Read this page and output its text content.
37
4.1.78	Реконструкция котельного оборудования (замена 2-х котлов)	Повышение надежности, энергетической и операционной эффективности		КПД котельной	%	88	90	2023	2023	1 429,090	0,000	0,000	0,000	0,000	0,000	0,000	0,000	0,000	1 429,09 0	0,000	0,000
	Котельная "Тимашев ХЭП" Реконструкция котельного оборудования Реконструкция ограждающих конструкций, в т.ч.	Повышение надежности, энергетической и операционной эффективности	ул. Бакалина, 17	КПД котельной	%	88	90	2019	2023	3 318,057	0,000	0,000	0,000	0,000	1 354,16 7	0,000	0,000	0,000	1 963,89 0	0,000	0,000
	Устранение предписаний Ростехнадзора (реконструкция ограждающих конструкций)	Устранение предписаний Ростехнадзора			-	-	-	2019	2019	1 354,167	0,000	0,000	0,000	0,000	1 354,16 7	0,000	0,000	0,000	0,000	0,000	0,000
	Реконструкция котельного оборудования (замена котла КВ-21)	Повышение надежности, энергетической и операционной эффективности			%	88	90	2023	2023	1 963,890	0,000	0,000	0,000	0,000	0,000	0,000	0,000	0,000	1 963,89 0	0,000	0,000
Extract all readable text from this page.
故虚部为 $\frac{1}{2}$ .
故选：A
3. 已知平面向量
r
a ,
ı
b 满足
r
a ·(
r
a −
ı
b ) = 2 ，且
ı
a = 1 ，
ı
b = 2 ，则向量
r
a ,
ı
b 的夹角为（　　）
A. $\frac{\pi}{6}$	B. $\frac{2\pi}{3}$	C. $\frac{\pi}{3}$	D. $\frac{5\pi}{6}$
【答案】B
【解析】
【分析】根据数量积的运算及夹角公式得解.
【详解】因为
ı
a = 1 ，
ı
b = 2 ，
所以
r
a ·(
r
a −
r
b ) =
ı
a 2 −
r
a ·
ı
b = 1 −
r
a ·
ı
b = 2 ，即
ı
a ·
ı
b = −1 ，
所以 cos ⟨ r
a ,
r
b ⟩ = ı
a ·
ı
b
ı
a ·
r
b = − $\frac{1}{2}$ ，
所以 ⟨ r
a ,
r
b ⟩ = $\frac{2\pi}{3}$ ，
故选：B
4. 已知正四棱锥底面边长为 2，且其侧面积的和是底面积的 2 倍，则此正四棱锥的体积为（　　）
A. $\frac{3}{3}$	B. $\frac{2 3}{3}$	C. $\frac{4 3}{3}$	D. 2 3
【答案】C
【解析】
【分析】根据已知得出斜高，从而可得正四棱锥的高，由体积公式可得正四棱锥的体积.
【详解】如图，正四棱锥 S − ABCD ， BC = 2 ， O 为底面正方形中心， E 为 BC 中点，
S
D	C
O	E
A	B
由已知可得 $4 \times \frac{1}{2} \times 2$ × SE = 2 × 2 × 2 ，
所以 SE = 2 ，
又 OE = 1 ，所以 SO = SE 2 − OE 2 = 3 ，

┄┄┄┄┄┄┄┄┄┄

> [WRITTEN EXERCISE]:
Look through the data and gather every line with the string "text" in it.

> [SOLUTION TO THIS EXERCISE]:
Read this page and output its text content.
Extract all readable text from this page.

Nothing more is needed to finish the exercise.